■ WHAT YOU WILL DO ■
List each line of the data that holds the string "ylabel".

START

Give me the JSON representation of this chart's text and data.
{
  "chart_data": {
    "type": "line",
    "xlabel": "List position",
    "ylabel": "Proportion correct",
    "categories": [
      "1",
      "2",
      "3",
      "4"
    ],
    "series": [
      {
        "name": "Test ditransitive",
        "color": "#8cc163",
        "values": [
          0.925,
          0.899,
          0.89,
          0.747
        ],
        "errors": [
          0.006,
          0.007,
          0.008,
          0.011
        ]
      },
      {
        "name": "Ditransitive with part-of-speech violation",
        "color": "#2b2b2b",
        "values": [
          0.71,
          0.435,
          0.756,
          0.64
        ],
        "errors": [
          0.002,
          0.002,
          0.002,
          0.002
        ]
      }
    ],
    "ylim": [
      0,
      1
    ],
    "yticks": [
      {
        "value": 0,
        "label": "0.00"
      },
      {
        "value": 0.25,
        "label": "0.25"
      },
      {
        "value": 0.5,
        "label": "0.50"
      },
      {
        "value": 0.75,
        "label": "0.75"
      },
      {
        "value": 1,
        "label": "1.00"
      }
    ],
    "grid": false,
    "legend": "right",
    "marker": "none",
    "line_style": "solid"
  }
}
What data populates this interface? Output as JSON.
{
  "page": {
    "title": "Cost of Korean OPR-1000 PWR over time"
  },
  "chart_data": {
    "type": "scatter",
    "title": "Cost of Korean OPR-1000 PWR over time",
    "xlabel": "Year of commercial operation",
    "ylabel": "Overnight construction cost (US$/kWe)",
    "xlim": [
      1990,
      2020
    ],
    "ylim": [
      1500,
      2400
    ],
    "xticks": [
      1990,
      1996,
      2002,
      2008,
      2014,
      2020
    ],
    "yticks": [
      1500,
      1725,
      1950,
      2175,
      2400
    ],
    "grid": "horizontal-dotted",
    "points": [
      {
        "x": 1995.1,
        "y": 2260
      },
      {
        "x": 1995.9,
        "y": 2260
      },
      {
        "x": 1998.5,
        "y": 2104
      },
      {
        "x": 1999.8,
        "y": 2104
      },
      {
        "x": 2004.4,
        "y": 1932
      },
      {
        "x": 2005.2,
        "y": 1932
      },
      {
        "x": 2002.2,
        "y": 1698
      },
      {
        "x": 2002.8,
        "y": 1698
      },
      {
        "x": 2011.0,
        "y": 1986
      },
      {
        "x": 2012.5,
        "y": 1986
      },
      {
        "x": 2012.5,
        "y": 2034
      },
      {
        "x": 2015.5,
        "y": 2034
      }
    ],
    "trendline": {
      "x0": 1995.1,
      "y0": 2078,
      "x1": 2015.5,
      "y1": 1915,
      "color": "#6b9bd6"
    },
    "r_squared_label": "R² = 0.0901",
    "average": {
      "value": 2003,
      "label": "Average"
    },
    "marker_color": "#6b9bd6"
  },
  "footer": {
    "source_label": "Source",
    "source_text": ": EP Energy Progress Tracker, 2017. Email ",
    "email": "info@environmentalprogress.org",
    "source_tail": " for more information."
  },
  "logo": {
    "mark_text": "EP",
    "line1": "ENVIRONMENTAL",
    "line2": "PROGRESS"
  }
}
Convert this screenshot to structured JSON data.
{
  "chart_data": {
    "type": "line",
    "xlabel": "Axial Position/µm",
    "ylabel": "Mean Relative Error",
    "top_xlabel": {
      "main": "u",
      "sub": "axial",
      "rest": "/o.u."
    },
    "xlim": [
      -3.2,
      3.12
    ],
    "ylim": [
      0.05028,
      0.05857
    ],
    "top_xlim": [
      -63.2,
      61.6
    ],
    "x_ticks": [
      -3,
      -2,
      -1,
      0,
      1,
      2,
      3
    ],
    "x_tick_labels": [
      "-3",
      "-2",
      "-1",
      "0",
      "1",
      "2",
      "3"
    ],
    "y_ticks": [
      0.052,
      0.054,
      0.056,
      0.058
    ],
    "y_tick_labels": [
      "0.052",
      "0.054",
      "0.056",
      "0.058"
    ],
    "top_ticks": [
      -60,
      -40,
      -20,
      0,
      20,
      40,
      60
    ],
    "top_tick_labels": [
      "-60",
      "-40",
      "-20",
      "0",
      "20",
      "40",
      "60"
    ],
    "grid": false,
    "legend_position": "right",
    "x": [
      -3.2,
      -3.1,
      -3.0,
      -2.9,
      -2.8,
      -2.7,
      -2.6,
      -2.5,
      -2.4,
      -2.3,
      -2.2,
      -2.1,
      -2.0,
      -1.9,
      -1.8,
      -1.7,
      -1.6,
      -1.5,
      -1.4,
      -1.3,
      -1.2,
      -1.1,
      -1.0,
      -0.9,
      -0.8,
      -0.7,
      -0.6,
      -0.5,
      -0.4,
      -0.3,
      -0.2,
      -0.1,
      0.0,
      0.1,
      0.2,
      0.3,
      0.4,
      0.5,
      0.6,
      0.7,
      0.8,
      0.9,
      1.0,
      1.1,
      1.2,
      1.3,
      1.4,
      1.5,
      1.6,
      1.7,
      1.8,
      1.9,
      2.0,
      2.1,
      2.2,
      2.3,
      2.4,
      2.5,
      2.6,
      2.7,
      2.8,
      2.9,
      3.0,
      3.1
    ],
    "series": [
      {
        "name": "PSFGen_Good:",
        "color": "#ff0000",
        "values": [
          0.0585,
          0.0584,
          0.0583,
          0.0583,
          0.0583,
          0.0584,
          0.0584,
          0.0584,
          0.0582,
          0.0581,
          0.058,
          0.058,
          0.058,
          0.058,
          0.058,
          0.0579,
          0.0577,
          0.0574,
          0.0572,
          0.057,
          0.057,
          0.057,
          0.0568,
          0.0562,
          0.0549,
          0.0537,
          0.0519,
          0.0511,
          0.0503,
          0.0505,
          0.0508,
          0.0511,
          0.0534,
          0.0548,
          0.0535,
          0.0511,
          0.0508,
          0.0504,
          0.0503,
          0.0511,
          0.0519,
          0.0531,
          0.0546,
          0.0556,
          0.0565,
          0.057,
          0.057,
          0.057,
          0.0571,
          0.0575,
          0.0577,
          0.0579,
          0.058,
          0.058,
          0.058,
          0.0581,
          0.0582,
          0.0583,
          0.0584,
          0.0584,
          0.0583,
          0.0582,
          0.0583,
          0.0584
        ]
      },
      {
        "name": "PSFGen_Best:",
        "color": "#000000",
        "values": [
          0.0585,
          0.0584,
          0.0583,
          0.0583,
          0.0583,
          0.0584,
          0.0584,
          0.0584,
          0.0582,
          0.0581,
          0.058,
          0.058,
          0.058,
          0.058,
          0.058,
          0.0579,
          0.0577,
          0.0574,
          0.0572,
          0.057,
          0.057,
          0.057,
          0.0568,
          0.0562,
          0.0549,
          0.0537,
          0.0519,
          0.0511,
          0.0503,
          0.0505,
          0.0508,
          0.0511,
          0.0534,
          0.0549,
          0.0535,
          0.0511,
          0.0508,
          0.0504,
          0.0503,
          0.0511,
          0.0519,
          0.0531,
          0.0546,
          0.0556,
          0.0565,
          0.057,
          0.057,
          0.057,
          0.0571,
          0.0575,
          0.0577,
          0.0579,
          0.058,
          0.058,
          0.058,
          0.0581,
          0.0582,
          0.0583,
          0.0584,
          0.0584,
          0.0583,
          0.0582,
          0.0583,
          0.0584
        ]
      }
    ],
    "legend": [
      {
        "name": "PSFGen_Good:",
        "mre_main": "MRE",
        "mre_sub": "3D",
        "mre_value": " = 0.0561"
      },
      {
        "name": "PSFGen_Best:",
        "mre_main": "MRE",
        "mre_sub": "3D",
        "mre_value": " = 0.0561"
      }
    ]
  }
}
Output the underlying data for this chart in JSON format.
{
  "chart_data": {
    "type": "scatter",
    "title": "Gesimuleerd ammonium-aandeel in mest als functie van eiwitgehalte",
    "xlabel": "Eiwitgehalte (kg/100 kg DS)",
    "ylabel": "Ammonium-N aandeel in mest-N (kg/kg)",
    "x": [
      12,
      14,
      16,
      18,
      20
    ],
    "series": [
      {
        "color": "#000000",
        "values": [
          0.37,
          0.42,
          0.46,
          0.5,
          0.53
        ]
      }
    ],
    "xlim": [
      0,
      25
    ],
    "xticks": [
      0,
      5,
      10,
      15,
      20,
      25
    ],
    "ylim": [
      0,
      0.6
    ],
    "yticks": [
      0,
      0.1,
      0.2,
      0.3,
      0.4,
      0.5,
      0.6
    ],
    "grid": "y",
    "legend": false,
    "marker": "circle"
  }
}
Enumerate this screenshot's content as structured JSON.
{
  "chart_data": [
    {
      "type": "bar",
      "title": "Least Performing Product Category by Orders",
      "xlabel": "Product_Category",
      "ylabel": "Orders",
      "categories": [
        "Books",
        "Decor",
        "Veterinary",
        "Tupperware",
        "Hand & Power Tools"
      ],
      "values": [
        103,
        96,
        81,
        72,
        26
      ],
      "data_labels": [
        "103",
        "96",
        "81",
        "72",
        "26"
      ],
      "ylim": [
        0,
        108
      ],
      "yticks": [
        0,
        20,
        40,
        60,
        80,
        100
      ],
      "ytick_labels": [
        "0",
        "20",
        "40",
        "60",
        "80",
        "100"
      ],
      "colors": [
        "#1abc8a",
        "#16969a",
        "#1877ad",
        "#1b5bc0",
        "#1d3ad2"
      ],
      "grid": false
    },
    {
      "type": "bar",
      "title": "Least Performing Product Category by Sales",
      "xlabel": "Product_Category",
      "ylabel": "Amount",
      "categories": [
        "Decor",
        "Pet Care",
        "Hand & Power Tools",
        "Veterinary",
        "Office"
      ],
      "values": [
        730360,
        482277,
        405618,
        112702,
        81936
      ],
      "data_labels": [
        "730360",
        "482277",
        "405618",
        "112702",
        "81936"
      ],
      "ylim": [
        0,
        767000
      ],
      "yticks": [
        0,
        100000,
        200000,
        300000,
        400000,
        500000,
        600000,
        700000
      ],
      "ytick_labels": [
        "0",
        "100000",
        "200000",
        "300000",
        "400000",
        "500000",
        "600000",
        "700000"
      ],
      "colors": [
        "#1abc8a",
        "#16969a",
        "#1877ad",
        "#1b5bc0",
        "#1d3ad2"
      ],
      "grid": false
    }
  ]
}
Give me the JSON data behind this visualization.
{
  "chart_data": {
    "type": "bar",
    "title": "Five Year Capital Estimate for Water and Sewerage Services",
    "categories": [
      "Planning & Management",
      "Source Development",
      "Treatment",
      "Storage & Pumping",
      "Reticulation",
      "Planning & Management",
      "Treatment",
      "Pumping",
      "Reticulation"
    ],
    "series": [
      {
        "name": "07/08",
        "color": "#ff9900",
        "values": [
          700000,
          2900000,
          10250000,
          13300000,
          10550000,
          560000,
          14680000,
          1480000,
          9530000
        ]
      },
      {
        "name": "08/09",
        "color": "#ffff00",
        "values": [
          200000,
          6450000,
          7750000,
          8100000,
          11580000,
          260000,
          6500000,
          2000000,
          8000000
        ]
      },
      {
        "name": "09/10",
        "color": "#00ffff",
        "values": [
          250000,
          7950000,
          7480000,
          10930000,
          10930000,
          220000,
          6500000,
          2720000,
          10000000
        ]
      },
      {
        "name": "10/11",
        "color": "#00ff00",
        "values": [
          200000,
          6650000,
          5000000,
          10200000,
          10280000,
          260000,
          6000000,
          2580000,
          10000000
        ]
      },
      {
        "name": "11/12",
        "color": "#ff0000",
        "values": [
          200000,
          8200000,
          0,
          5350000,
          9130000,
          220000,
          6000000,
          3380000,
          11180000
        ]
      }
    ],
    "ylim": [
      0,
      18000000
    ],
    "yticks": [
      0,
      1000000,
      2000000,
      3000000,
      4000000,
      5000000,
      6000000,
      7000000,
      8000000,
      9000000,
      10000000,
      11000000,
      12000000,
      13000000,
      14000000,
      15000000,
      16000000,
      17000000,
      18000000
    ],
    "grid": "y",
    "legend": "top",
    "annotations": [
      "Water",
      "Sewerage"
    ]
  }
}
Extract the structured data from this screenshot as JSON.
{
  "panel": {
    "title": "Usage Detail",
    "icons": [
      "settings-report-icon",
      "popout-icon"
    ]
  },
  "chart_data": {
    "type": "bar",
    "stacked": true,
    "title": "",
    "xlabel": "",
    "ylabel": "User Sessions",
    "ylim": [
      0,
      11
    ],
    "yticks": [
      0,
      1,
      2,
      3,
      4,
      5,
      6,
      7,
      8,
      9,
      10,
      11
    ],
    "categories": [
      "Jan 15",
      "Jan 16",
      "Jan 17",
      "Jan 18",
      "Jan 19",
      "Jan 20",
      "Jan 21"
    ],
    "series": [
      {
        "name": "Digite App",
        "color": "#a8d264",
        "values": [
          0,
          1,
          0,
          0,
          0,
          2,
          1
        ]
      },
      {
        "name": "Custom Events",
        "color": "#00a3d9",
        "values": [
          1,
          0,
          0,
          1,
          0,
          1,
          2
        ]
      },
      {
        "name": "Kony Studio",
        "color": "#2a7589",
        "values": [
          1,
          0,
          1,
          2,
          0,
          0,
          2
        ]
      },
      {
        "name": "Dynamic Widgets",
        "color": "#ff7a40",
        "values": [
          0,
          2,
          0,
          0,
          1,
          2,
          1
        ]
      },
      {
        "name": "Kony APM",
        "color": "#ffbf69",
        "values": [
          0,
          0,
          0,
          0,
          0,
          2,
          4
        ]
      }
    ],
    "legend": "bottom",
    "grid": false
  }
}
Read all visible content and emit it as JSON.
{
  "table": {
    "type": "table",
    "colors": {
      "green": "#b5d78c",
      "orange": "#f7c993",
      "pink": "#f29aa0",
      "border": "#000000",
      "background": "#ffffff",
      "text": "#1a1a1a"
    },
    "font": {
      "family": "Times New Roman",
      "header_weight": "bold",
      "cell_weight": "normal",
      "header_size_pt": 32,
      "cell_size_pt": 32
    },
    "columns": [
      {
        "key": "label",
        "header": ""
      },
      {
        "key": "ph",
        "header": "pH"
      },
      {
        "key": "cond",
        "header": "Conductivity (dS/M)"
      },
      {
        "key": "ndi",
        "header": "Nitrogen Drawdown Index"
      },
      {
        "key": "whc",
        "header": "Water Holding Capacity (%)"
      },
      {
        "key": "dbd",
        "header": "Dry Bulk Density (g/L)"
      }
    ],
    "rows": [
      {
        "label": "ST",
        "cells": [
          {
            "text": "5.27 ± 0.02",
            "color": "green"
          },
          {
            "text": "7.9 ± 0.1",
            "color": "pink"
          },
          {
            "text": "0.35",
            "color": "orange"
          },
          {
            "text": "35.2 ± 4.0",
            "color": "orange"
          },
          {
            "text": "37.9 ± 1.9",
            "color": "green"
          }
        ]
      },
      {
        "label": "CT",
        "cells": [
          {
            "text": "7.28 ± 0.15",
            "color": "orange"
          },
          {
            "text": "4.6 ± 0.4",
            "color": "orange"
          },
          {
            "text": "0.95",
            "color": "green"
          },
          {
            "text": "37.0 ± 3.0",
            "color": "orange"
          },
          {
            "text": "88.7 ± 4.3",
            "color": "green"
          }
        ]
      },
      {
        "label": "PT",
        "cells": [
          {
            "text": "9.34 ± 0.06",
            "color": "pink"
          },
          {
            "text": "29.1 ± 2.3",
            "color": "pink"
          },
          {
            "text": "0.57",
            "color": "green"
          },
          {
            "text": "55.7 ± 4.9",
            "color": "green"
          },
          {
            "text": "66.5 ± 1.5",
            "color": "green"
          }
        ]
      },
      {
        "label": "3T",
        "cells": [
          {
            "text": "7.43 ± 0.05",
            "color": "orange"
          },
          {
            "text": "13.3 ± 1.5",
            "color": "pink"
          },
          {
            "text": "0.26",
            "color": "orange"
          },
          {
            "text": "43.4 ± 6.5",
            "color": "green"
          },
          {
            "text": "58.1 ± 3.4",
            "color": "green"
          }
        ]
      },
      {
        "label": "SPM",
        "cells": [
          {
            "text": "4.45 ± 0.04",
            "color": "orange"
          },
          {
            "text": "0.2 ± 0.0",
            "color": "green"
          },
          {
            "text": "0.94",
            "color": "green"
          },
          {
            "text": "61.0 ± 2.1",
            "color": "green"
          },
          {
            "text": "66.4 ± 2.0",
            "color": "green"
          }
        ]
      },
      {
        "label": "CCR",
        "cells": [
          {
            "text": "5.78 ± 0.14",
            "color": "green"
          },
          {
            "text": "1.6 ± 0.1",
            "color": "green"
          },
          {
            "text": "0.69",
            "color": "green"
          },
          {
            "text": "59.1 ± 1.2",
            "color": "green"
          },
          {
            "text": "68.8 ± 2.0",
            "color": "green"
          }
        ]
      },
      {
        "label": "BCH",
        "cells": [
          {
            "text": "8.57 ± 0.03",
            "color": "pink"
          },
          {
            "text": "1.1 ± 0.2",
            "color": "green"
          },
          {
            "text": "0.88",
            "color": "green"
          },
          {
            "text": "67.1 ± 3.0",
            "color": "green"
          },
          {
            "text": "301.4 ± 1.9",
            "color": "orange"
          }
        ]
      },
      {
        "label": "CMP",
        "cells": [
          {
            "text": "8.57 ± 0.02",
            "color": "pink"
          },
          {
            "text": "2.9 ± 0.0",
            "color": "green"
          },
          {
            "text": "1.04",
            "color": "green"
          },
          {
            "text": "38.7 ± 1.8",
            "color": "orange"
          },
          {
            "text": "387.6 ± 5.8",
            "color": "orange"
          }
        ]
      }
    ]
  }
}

END

■ EXERCISE RESPONSE ■
    "ylabel": "Proportion correct",
    "ylabel": "Overnight construction cost (US$/kWe)",
    "ylabel": "Mean Relative Error",
    "ylabel": "Ammonium-N aandeel in mest-N (kg/kg)",
      "ylabel": "Orders",
      "ylabel": "Amount",
    "ylabel": "User Sessions",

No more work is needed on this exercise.